## Data rows
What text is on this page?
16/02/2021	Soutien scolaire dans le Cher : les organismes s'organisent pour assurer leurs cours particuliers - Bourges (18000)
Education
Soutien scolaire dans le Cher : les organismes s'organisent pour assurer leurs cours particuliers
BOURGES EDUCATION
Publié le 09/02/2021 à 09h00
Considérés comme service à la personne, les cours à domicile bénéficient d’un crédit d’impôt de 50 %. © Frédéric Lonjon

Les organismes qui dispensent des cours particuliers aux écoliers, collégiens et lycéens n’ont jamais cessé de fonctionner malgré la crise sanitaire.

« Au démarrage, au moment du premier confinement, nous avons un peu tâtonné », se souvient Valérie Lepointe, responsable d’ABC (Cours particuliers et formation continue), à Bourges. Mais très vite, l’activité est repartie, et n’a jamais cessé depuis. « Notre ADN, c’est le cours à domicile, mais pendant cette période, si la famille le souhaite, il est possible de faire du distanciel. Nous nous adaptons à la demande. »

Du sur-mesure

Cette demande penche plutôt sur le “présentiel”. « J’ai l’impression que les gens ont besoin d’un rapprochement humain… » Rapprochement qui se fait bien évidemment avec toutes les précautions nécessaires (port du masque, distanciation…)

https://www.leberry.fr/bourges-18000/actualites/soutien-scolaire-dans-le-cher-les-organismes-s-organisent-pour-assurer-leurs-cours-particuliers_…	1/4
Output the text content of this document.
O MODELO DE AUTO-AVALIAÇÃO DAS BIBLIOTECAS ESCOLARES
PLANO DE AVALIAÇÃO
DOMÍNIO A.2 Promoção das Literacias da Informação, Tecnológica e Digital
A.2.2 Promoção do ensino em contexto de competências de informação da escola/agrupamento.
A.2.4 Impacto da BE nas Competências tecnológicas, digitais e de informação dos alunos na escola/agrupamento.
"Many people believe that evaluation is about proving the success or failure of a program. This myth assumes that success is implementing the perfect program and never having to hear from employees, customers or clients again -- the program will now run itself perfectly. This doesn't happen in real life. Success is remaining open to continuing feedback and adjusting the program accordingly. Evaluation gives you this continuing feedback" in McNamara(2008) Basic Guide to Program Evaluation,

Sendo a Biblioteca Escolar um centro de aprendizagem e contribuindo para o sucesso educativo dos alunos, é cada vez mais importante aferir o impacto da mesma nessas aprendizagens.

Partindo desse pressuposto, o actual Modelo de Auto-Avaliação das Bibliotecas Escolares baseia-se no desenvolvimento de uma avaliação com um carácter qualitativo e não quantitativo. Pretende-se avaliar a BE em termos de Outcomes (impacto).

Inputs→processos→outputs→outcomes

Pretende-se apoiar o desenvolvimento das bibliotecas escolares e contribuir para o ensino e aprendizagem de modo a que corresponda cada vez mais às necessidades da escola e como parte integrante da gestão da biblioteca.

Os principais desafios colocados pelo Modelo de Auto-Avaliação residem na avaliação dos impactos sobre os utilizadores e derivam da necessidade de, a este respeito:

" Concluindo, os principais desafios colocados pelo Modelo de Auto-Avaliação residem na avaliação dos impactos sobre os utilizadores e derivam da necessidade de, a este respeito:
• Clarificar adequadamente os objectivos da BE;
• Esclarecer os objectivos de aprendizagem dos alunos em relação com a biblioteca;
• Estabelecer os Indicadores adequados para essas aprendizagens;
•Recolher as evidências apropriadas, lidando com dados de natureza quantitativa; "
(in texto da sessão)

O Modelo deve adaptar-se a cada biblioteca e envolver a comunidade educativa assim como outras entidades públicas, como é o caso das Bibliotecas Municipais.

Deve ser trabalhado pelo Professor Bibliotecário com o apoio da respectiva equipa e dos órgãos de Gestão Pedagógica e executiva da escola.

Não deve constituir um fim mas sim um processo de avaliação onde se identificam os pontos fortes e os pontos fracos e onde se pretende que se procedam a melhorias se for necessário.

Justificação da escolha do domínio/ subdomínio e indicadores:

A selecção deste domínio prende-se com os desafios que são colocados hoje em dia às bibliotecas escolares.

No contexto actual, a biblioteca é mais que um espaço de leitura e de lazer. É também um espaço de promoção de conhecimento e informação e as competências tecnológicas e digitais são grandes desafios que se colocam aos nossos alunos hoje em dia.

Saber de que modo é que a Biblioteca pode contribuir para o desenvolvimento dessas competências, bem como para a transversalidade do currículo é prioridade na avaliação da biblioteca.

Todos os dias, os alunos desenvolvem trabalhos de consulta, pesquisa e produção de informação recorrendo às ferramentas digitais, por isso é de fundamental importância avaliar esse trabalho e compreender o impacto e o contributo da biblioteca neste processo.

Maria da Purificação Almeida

## Your instructions
Using the entries above, return each line that includes the word "desenvolvimento".

## Right answer
Partindo desse pressuposto, o actual Modelo de Auto-Avaliação das Bibliotecas Escolares baseia-se no desenvolvimento de uma avaliação com um carácter qualitativo e não quantitativo. Pretende-se avaliar a BE em termos de Outcomes (impacto).
Pretende-se apoiar o desenvolvimento das bibliotecas escolares e contribuir para o ensino e aprendizagem de modo a que corresponda cada vez mais às necessidades da escola e como parte integrante da gestão da biblioteca.
Saber de que modo é que a Biblioteca pode contribuir para o desenvolvimento dessas competências, bem como para a transversalidade do currículo é prioridade na avaliação da biblioteca.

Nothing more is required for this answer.